-- Given entries start --

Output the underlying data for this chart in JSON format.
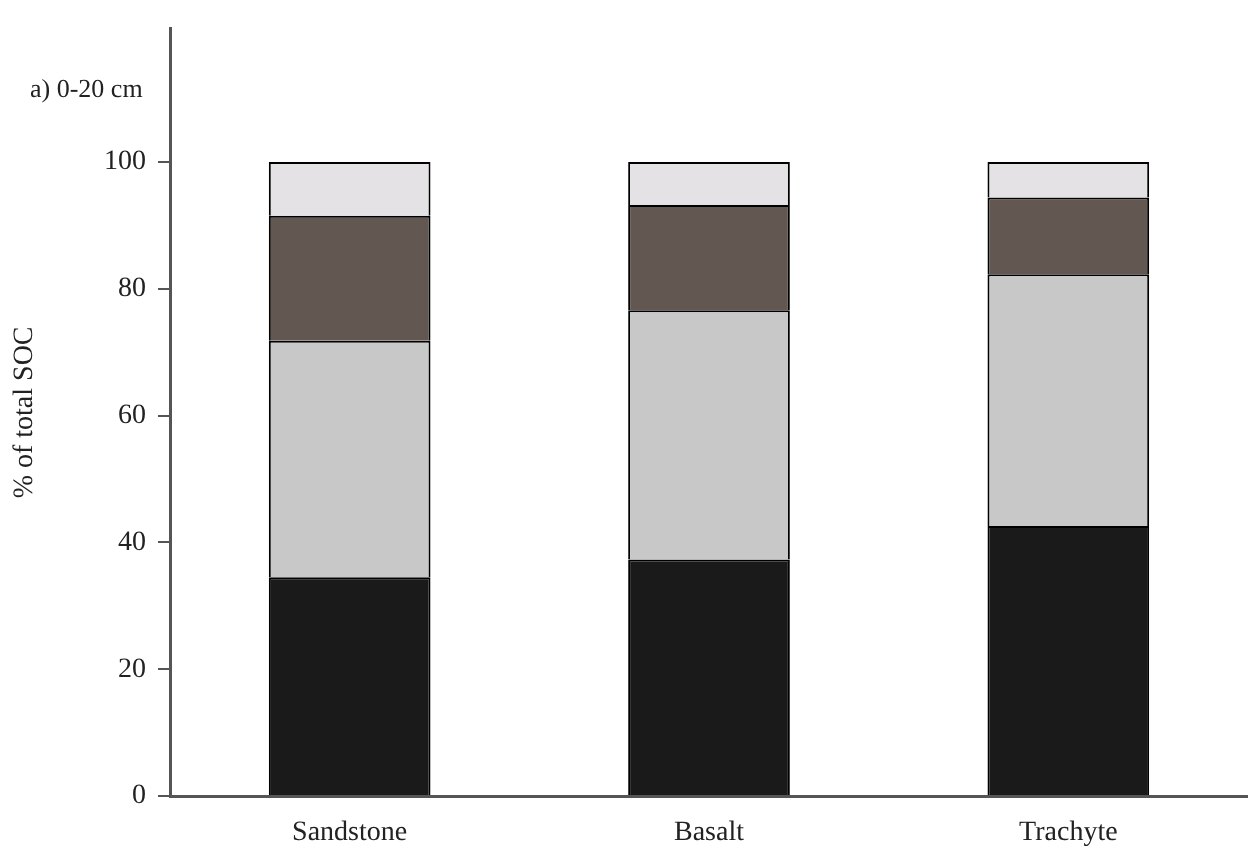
{
  "chart_data": {
    "type": "bar",
    "title": "a) 0-20 cm",
    "ylabel": "% of total SOC",
    "categories": [
      "Sandstone",
      "Basalt",
      "Trachyte"
    ],
    "stacked": true,
    "series": [
      {
        "color": "#1a1a1a",
        "values": [
          34.5,
          37.3,
          42.6
        ]
      },
      {
        "color": "#c8c8c8",
        "values": [
          37.3,
          39.3,
          39.7
        ]
      },
      {
        "color": "#625851",
        "values": [
          19.7,
          16.6,
          12.1
        ]
      },
      {
        "color": "#e4e2e4",
        "values": [
          8.5,
          6.8,
          5.6
        ]
      }
    ],
    "ylim": [
      0,
      121
    ],
    "yticks": [
      0,
      20,
      40,
      60,
      80,
      100
    ],
    "grid": false,
    "legend": false
  }
}
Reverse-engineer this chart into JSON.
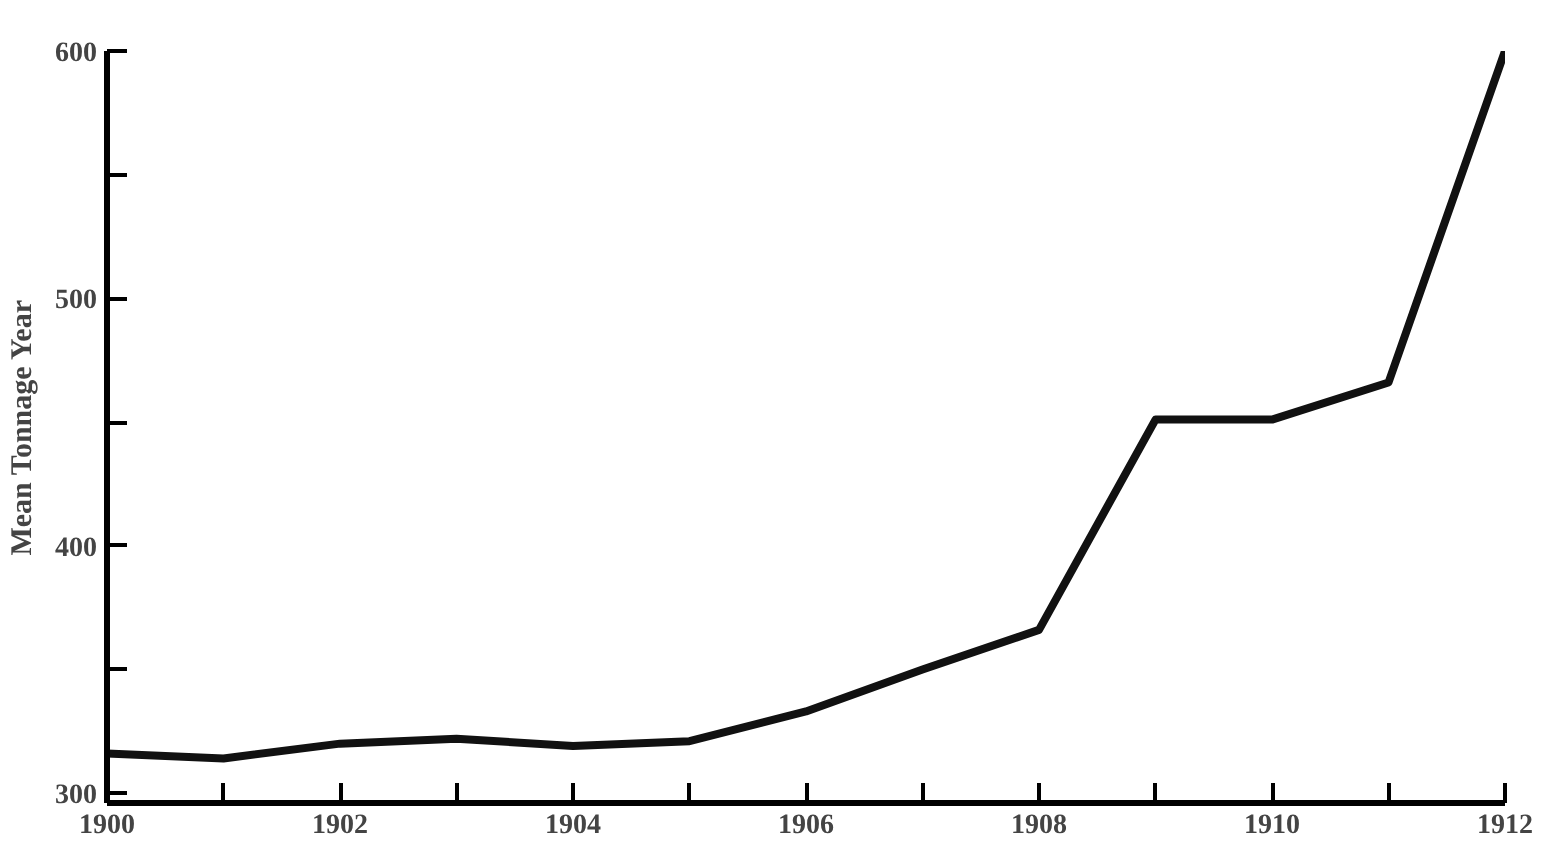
{
  "chart_data": {
    "type": "line",
    "ylabel": "Mean Tonnage Year",
    "x": [
      1900,
      1901,
      1902,
      1903,
      1904,
      1905,
      1906,
      1907,
      1908,
      1909,
      1910,
      1911,
      1912
    ],
    "series": [
      {
        "color": "#111111",
        "values": [
          316,
          314,
          320,
          322,
          319,
          321,
          333,
          350,
          366,
          451,
          451,
          466,
          600
        ]
      }
    ],
    "xlim": [
      1900,
      1912
    ],
    "xticks": [
      1900,
      {
        "value": 1901,
        "label": null
      },
      1902,
      {
        "value": 1903,
        "label": null
      },
      1904,
      {
        "value": 1905,
        "label": null
      },
      1906,
      {
        "value": 1907,
        "label": null
      },
      1908,
      {
        "value": 1909,
        "label": null
      },
      1910,
      {
        "value": 1911,
        "label": null
      },
      1912
    ],
    "ylim": [
      296,
      600
    ],
    "yticks": [
      300,
      {
        "value": 350,
        "label": null
      },
      400,
      {
        "value": 450,
        "label": null
      },
      500,
      {
        "value": 550,
        "label": null
      },
      600
    ],
    "grid": false,
    "marker": "none",
    "line_style": "solid"
  }
}
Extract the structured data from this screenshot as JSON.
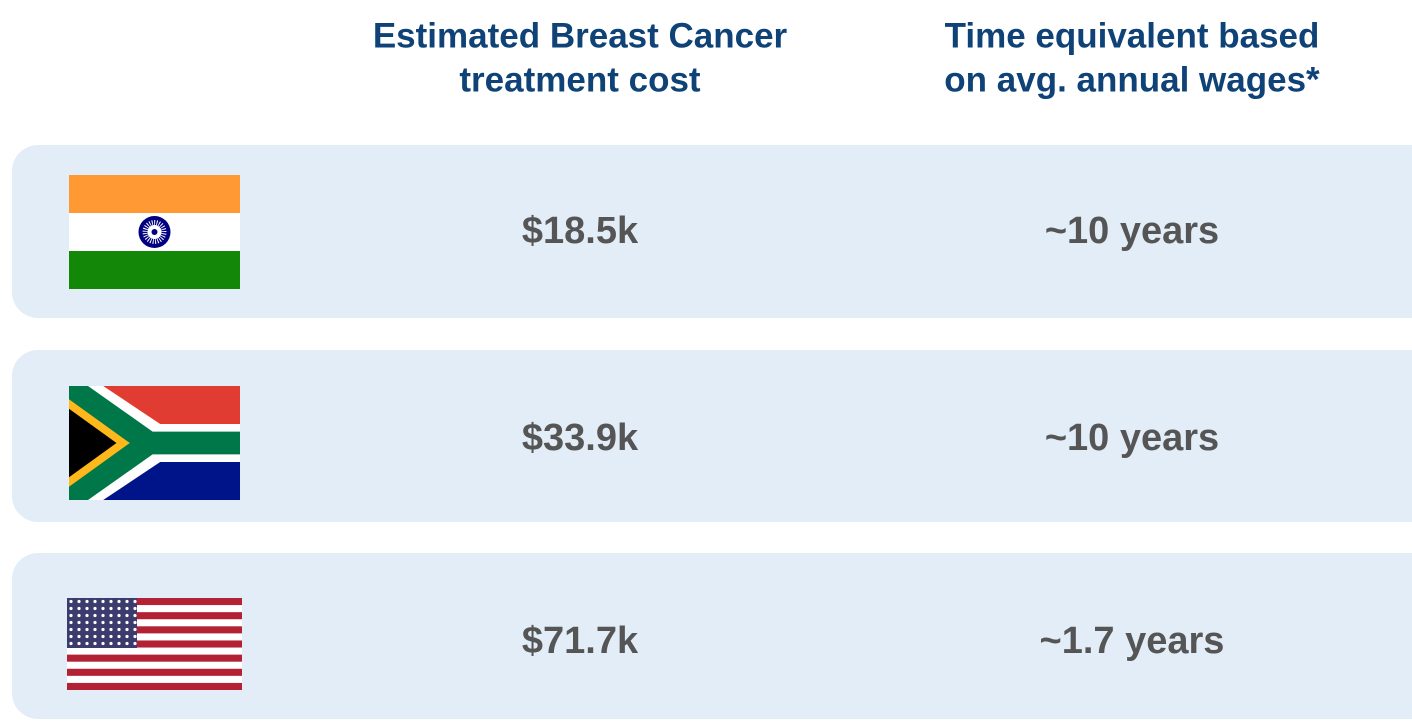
{
  "table": {
    "headers": [
      [
        "Estimated Breast Cancer",
        "treatment cost"
      ],
      [
        "Time equivalent based",
        "on avg. annual wages*"
      ]
    ],
    "rows": [
      [
        "$18.5k",
        "~10 years"
      ],
      [
        "$33.9k",
        "~10 years"
      ],
      [
        "$71.7k",
        "~1.7 years"
      ]
    ]
  }
}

-- Given entries end --

Reproduce verbatim every line starting at the line that holds "Extract the structured" and ending with the final line of the data; omit the pictures.

Extract the structured data from this screenshot as JSON.
{
  "table": {
    "headers": [
      [
        "Estimated Breast Cancer",
        "treatment cost"
      ],
      [
        "Time equivalent based",
        "on avg. annual wages*"
      ]
    ],
    "rows": [
      [
        "$18.5k",
        "~10 years"
      ],
      [
        "$33.9k",
        "~10 years"
      ],
      [
        "$71.7k",
        "~1.7 years"
      ]
    ]
  }
}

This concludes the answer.